We ended up using Abbot to do this with pretty good results. Abbot also has a script editor/recorder called Costello that doesn't work with SWT yet. I think this has led some people to think Abbot doesn't work with SWT at all, but we were interested in the stuff that we could call directly from our JUnit code and got that working right away.

Much of Abbot is pretty low-level and we ended up building a utility layer on top of it to handle common tasks and boilerplate code. This was easy to do and makes the code that uses it a lot cleaner.

A problem all UI testing tools have is identifying the exact widget to act on. If it doesn't have a unique name you have to do something fragile like reference it by relative position to known widgets. Even if it is something like a button that has a name like "Cancel" the test will break as soon as 'Cancel" is translated to another language so you'll need to translate that portion of the tests as well. The solution is to give significant SWT widgets unique IDs when you create them. This is easy to do so we started adding the ID to any UI that we create for Carbide. Of course that leaves the UI from the platform and CDT so there are still plenty of cases where we have to hunt around for the correct widget.

▶ **PROBLEMS TO SOLVE**
1. In the Abbot passage, what is the name of Abbot's script editor/recorder?
2. From the Abbot passage, copy the part that opens with the words containing "A problem all" and closes with "the correct widget.".
3. Render this sentence from the Abbot passage in Spanish: "A problem all UI testing tools have is identifying the exact widget to act on."
The data after the Abbot passage is separate material with no connection to it.

▶ **EXCERPTED DATA**

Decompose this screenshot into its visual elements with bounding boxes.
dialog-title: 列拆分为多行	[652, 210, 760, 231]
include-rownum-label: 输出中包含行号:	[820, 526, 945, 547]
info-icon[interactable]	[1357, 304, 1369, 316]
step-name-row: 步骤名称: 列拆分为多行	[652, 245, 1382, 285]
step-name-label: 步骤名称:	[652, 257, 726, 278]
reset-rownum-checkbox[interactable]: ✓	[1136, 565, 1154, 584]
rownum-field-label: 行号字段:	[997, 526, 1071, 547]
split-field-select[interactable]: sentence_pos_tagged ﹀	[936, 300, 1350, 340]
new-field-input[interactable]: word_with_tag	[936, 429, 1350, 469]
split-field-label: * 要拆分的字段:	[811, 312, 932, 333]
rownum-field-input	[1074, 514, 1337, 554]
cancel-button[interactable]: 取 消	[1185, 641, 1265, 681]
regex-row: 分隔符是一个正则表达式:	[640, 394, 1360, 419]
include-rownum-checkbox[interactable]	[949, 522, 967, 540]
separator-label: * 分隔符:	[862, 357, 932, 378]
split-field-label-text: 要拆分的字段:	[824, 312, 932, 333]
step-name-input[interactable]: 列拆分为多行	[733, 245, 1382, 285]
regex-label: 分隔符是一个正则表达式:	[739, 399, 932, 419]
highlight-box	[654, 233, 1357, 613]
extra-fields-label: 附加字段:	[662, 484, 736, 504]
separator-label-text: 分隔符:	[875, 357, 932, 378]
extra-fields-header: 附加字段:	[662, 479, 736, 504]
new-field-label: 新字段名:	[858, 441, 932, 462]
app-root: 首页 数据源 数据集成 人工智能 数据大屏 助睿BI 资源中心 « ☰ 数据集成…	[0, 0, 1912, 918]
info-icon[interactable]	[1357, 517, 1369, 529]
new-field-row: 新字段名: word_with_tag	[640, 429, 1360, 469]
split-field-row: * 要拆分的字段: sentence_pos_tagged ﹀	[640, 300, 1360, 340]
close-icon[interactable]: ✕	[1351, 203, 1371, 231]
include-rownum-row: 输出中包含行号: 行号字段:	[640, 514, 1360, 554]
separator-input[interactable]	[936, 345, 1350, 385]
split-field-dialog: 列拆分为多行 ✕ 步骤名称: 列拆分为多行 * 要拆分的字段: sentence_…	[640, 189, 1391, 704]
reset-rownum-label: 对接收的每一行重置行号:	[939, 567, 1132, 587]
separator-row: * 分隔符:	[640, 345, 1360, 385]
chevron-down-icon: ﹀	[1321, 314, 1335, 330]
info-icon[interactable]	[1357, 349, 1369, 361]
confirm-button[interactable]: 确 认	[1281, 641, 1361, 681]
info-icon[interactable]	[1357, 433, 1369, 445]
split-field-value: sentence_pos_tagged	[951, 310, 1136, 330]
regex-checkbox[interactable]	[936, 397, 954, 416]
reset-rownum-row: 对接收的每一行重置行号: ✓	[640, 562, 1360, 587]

▶ **ANSWERS FOR EACH ITEM**
1. Costello.

2.
A problem all UI testing tools have is identifying the exact widget to act on. If it doesn't have a unique name you have to do something fragile like reference it by relative position to known widgets. Even if it is something like a button that has a name like "Cancel" the test will break as soon as 'Cancel" is translated to another language so you'll need to translate that portion of the tests as well. The solution is to give significant SWT widgets unique IDs when you create them. This is easy to do so we started adding the ID to any UI that we create for Carbide. Of course that leaves the UI from the platform and CDT so there are still plenty of cases where we have to hunt around for the correct widget.

3. Un problema que tienen todas las herramientas de prueba de interfaces de usuario es identificar el widget exacto sobre el que actuar.